### Instructions to follow
Locate the string "exit" throughout the material and copy every line in which it occurs.

|---|

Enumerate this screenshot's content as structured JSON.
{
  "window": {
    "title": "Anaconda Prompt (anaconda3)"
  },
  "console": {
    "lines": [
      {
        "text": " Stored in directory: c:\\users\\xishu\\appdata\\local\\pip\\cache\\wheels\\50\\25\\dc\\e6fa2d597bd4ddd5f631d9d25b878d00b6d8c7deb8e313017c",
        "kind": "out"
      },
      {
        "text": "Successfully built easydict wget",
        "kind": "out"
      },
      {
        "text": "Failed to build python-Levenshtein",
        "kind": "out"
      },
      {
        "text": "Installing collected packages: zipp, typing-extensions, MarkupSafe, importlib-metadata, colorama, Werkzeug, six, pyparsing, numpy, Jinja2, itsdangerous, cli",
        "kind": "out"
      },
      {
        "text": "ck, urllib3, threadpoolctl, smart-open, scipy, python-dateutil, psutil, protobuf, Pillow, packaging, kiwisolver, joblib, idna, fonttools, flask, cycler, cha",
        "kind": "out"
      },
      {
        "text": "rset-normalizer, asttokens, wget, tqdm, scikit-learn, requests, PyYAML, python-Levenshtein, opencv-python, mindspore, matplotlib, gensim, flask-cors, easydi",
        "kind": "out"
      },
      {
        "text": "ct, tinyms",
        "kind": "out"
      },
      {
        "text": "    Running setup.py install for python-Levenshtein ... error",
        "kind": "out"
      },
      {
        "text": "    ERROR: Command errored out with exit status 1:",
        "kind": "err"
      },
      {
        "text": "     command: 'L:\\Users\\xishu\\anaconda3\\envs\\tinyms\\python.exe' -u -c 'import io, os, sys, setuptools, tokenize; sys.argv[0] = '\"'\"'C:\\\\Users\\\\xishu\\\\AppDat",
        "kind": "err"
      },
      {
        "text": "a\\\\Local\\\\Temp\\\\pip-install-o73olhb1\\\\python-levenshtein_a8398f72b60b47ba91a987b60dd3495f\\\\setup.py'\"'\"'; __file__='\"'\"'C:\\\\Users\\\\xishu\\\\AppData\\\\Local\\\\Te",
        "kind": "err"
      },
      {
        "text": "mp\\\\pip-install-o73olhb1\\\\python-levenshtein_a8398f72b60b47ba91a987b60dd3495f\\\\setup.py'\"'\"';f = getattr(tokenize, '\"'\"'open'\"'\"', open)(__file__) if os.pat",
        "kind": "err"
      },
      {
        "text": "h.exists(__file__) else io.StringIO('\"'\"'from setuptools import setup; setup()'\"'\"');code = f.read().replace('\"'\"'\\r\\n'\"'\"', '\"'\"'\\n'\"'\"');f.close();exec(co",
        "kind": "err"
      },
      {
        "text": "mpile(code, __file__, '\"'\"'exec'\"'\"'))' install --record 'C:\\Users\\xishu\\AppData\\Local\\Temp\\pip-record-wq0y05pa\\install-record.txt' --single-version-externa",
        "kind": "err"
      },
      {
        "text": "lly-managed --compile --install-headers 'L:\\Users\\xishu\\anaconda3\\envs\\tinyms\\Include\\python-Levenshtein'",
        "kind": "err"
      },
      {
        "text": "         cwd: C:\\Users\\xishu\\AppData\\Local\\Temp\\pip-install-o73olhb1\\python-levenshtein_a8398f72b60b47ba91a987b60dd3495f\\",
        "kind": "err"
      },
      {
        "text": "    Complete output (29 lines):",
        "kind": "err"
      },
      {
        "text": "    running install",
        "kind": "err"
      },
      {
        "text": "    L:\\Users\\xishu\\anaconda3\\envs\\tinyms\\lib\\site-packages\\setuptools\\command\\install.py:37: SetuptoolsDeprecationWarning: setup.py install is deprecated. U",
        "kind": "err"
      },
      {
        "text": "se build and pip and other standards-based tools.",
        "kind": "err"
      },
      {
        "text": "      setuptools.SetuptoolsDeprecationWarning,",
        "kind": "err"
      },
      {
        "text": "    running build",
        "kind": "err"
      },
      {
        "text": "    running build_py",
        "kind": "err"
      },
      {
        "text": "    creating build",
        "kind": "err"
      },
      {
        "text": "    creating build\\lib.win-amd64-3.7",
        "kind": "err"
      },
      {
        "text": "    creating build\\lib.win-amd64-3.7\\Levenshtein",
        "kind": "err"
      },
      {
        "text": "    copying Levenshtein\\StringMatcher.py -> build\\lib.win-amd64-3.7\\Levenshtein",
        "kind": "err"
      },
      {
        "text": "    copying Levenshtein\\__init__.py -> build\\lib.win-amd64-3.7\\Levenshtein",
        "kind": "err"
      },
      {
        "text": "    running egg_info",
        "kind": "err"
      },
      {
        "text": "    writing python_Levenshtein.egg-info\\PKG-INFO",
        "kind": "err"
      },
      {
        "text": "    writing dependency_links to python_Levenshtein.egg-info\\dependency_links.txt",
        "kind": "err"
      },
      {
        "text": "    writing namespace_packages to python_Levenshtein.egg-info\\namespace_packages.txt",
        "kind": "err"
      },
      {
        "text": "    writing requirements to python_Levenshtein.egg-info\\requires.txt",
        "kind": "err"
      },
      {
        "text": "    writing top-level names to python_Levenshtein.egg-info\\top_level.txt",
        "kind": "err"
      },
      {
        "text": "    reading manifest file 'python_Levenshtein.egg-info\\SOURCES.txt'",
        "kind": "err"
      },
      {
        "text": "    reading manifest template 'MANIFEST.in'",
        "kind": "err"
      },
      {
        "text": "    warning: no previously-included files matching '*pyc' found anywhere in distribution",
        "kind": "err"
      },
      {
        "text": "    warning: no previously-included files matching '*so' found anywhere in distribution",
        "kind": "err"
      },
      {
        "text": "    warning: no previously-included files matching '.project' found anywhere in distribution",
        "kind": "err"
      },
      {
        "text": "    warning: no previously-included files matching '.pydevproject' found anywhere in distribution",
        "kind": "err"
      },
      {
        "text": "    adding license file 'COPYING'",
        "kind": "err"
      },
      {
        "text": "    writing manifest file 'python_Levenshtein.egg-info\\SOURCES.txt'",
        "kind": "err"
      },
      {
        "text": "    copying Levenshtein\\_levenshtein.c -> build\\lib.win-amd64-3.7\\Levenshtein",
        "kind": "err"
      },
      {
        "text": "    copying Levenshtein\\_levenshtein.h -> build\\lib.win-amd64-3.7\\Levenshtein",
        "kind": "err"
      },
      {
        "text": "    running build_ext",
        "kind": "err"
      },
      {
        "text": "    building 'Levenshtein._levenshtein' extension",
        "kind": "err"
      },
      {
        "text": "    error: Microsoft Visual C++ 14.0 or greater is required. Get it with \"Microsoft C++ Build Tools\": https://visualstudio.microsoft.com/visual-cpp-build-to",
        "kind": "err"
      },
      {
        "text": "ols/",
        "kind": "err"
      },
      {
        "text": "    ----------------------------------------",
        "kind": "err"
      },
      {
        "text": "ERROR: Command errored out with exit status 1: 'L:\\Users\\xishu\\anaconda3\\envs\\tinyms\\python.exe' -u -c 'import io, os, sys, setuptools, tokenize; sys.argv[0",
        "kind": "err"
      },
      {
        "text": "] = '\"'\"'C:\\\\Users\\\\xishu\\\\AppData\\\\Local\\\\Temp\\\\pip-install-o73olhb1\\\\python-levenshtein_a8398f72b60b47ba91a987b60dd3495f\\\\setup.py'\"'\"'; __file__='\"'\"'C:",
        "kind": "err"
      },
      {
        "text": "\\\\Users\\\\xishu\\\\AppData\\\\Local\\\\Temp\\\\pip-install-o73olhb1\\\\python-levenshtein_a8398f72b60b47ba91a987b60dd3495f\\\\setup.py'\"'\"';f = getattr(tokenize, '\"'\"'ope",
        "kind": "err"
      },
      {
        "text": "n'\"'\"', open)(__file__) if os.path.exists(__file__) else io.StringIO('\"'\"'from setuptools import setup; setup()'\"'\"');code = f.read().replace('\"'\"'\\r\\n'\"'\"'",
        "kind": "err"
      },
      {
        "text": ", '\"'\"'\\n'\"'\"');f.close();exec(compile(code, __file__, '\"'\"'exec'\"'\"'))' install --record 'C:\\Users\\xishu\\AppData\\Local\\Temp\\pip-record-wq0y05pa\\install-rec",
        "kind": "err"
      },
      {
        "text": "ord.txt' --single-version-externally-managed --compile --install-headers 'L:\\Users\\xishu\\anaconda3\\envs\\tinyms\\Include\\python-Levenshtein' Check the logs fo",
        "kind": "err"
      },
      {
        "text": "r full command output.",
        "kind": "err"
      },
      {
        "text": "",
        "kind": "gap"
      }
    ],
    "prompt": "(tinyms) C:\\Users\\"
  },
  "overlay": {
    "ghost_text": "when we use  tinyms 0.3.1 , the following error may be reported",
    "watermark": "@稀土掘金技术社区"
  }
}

|---|

### Answer
        "text": "    ERROR: Command errored out with exit status 1:",
        "text": "ERROR: Command errored out with exit status 1: 'L:\\Users\\xishu\\anaconda3\\envs\\tinyms\\python.exe' -u -c 'import io, os, sys, setuptools, tokenize; sys.argv[0",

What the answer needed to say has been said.